Stored records

###

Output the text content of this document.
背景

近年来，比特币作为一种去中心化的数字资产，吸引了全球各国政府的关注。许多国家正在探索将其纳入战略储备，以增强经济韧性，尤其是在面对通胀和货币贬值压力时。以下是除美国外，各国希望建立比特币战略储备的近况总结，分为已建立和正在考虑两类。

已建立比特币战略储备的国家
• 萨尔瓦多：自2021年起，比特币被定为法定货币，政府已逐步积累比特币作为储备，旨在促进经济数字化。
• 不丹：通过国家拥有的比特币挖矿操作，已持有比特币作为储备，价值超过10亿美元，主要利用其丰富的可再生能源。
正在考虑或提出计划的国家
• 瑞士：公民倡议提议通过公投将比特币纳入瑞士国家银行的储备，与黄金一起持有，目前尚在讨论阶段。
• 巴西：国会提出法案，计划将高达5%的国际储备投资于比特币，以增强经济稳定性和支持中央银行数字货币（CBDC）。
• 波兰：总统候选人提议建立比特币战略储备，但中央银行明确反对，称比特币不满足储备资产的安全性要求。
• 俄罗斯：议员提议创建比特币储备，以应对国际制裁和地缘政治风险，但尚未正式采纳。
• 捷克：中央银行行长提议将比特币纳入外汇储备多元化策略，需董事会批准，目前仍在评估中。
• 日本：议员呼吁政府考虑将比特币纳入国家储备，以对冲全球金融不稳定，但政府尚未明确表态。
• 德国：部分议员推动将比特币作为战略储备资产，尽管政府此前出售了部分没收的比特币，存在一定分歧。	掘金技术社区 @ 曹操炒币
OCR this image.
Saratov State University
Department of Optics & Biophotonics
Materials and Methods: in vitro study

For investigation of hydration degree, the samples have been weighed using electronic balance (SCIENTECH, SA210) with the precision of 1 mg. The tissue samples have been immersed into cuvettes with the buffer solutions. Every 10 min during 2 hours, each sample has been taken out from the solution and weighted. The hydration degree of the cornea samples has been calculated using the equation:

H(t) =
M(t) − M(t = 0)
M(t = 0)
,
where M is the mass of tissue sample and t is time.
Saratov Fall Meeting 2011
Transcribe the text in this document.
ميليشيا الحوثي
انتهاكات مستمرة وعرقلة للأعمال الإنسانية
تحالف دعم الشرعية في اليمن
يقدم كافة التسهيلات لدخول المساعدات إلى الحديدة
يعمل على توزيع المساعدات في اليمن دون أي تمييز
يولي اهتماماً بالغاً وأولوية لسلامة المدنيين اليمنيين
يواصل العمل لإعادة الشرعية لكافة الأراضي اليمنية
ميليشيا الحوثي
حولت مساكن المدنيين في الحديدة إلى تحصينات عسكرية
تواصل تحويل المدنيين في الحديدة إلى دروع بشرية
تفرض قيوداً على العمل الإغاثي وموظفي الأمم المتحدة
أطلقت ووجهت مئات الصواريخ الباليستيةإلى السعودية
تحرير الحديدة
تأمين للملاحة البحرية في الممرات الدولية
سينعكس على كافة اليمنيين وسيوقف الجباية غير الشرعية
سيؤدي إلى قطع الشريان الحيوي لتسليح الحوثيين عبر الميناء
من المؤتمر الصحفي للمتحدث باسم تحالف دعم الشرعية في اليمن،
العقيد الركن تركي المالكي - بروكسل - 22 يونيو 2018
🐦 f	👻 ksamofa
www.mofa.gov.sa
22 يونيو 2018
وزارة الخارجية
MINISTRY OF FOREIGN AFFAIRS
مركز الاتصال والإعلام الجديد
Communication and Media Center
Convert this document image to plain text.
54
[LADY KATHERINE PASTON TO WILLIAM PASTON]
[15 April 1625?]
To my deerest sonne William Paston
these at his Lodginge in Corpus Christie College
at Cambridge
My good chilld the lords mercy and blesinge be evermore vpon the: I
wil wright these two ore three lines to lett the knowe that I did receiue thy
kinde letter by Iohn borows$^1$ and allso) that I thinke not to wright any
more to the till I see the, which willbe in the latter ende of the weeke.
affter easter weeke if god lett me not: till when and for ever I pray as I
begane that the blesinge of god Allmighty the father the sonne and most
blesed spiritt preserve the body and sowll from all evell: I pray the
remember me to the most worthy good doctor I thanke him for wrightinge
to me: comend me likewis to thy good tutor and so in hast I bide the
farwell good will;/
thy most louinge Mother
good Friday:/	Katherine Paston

###

-- BRIEF --
Scan the listing above. Gather each line that contains the word "from".

-- RESULT BELOW --
For investigation of hydration degree, the samples have been weighed using electronic balance (SCIENTECH, SA210) with the precision of 1 mg. The tissue samples have been immersed into cuvettes with the buffer solutions. Every 10 min during 2 hours, each sample has been taken out from the solution and weighted. The hydration degree of the cornea samples has been calculated using the equation:
blesed spiritt preserve the body and sowll from all evell: I pray the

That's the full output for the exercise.